Information supplied:
▽

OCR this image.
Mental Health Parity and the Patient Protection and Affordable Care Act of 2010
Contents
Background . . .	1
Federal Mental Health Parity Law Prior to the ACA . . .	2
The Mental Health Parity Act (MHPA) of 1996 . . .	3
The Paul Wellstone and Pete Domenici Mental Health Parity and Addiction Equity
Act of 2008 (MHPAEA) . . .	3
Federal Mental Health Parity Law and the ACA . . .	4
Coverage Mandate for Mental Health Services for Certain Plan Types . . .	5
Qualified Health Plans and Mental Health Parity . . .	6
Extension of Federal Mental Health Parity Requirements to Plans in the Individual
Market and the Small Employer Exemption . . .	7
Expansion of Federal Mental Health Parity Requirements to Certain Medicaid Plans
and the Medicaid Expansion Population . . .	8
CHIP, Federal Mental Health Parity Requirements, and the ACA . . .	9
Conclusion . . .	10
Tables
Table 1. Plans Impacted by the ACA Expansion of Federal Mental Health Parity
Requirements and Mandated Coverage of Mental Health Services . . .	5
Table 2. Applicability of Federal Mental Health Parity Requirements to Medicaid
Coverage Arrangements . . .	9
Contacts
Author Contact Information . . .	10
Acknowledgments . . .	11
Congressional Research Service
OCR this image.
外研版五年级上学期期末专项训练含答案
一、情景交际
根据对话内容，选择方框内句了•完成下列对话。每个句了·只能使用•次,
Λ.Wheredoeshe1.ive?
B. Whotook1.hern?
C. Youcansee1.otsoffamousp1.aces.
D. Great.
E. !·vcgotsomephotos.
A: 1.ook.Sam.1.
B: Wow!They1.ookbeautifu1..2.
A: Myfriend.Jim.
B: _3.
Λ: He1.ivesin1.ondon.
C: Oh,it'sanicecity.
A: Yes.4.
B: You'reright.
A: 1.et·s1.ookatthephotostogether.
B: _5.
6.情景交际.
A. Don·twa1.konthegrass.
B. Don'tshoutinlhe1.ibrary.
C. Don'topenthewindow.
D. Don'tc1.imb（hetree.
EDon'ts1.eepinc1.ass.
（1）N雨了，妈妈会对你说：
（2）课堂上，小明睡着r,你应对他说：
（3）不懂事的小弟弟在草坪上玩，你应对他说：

△

Work instructions: Using the material above, print every entry exactly as written.

Result:
OCR this image.
Mental Health Parity and the Patient Protection and Affordable Care Act of 2010
Contents
Background . . .	1
Federal Mental Health Parity Law Prior to the ACA . . .	2
The Mental Health Parity Act (MHPA) of 1996 . . .	3
The Paul Wellstone and Pete Domenici Mental Health Parity and Addiction Equity
Act of 2008 (MHPAEA) . . .	3
Federal Mental Health Parity Law and the ACA . . .	4
Coverage Mandate for Mental Health Services for Certain Plan Types . . .	5
Qualified Health Plans and Mental Health Parity . . .	6
Extension of Federal Mental Health Parity Requirements to Plans in the Individual
Market and the Small Employer Exemption . . .	7
Expansion of Federal Mental Health Parity Requirements to Certain Medicaid Plans
and the Medicaid Expansion Population . . .	8
CHIP, Federal Mental Health Parity Requirements, and the ACA . . .	9
Conclusion . . .	10
Tables
Table 1. Plans Impacted by the ACA Expansion of Federal Mental Health Parity
Requirements and Mandated Coverage of Mental Health Services . . .	5
Table 2. Applicability of Federal Mental Health Parity Requirements to Medicaid
Coverage Arrangements . . .	9
Contacts
Author Contact Information . . .	10
Acknowledgments . . .	11
Congressional Research Service
OCR this image.
外研版五年级上学期期末专项训练含答案
一、情景交际
根据对话内容，选择方框内句了•完成下列对话。每个句了·只能使用•次,
Λ.Wheredoeshe1.ive?
B. Whotook1.hern?
C. Youcansee1.otsoffamousp1.aces.
D. Great.
E. !·vcgotsomephotos.
A: 1.ook.Sam.1.
B: Wow!They1.ookbeautifu1..2.
A: Myfriend.Jim.
B: _3.
Λ: He1.ivesin1.ondon.
C: Oh,it'sanicecity.
A: Yes.4.
B: You'reright.
A: 1.et·s1.ookatthephotostogether.
B: _5.
6.情景交际.
A. Don·twa1.konthegrass.
B. Don'tshoutinlhe1.ibrary.
C. Don'topenthewindow.
D. Don'tc1.imb（hetree.
EDon'ts1.eepinc1.ass.
（1）N雨了，妈妈会对你说：
（2）课堂上，小明睡着r,你应对他说：
（3）不懂事的小弟弟在草坪上玩，你应对他说：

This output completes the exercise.